(Figure data in JSON)
= = = = =

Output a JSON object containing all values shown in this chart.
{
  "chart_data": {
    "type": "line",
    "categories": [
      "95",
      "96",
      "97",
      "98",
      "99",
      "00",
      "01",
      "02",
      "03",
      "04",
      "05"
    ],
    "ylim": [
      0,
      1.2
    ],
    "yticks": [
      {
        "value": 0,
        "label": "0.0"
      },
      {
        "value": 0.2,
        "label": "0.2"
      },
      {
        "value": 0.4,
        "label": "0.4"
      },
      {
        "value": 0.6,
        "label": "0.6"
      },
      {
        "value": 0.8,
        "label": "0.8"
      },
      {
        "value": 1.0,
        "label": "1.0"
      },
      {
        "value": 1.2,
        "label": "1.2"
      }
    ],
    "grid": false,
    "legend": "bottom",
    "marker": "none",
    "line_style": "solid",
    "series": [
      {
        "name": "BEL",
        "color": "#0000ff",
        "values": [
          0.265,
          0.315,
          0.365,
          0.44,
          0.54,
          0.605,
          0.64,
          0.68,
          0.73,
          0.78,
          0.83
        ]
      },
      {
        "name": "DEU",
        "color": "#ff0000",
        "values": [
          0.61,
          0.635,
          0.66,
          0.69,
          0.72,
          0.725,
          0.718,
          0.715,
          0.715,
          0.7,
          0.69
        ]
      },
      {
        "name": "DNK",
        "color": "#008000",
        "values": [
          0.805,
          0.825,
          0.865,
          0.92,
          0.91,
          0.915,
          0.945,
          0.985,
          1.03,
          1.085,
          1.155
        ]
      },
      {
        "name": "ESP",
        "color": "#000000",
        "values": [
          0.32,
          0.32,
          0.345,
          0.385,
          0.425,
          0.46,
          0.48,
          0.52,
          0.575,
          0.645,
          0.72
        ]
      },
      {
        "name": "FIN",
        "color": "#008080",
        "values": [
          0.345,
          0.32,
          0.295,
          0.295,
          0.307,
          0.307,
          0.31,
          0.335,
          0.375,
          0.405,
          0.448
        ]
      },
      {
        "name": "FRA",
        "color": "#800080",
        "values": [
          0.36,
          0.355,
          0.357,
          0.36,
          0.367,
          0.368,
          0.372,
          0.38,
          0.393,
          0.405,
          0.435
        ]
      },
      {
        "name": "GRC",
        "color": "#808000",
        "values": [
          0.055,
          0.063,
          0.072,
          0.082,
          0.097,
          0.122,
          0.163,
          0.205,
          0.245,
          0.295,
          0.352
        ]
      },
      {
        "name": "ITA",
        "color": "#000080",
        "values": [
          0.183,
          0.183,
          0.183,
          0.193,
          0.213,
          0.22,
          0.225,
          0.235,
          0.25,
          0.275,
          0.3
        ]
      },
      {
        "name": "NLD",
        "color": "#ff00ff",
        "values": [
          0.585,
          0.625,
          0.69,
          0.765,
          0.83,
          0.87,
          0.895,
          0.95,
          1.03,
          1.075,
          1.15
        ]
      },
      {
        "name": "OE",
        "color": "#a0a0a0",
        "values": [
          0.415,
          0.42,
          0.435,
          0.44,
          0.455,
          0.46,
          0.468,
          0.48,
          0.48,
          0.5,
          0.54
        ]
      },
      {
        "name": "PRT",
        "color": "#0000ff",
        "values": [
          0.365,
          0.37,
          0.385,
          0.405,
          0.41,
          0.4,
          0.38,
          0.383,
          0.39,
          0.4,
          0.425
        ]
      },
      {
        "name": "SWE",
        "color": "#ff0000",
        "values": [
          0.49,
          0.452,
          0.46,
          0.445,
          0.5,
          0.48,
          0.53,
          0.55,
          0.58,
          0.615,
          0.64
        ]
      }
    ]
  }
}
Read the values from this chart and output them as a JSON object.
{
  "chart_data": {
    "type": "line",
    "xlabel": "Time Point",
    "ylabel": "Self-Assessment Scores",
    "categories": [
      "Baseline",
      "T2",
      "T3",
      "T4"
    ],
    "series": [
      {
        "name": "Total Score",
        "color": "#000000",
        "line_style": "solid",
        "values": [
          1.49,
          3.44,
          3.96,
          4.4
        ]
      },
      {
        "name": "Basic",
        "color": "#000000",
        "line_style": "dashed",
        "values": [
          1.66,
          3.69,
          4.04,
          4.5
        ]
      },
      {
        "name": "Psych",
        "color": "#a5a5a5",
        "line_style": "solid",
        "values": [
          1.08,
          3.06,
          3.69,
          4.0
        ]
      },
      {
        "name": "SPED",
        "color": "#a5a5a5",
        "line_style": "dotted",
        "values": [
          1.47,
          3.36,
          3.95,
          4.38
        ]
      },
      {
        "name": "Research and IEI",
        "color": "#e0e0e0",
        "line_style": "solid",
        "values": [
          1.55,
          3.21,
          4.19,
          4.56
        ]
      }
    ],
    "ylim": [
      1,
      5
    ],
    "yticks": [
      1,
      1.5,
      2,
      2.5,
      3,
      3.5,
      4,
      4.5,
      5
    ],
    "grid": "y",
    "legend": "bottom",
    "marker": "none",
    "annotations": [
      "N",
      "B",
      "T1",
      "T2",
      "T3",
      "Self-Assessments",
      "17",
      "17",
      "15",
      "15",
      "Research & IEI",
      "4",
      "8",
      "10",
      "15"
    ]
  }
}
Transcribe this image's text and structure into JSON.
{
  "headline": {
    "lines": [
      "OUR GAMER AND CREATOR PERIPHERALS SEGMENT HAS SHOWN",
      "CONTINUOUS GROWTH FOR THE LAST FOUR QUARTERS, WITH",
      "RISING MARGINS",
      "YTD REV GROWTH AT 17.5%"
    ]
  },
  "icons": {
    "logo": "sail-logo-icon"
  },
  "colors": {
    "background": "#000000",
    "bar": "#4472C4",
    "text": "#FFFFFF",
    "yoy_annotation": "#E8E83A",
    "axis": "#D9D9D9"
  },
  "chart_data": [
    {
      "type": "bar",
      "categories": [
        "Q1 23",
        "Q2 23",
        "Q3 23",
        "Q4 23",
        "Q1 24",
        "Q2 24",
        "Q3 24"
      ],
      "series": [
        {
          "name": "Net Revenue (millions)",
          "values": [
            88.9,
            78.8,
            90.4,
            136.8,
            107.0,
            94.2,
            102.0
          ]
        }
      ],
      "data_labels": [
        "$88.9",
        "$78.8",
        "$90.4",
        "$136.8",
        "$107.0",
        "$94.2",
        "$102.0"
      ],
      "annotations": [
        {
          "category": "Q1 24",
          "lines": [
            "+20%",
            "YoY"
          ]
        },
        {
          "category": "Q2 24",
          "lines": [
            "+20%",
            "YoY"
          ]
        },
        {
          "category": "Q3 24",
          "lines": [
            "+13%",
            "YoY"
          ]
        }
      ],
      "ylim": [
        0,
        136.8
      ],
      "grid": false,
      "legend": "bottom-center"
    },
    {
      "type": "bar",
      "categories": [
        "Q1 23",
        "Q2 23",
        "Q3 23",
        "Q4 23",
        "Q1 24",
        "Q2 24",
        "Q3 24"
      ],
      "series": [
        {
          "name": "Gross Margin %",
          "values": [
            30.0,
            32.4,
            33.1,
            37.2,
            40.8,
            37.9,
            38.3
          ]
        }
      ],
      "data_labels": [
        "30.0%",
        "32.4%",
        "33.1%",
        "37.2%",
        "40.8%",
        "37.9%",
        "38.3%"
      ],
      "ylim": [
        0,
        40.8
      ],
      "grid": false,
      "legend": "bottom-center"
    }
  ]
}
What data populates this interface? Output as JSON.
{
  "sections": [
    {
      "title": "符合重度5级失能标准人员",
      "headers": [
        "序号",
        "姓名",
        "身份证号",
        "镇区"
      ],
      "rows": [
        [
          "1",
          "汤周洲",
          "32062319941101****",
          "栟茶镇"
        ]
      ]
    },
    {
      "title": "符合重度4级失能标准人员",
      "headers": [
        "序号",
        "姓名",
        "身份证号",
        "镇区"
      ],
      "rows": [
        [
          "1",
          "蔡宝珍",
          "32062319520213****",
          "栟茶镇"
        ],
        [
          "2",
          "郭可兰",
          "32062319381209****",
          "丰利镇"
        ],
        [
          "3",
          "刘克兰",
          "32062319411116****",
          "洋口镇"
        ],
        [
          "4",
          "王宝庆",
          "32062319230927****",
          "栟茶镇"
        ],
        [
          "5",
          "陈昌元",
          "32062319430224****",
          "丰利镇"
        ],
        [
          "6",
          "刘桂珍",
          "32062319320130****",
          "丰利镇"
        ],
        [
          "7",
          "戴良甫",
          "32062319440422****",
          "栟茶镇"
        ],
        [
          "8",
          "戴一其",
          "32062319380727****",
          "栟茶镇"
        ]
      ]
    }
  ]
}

= = = = =

* _WRITTEN TASK_:
From the material above, gather all lines that include the string "text" and copy them.

* _EXPECTED ANSWER_:
Transcribe this image's text and structure into JSON.
    "text": "#FFFFFF",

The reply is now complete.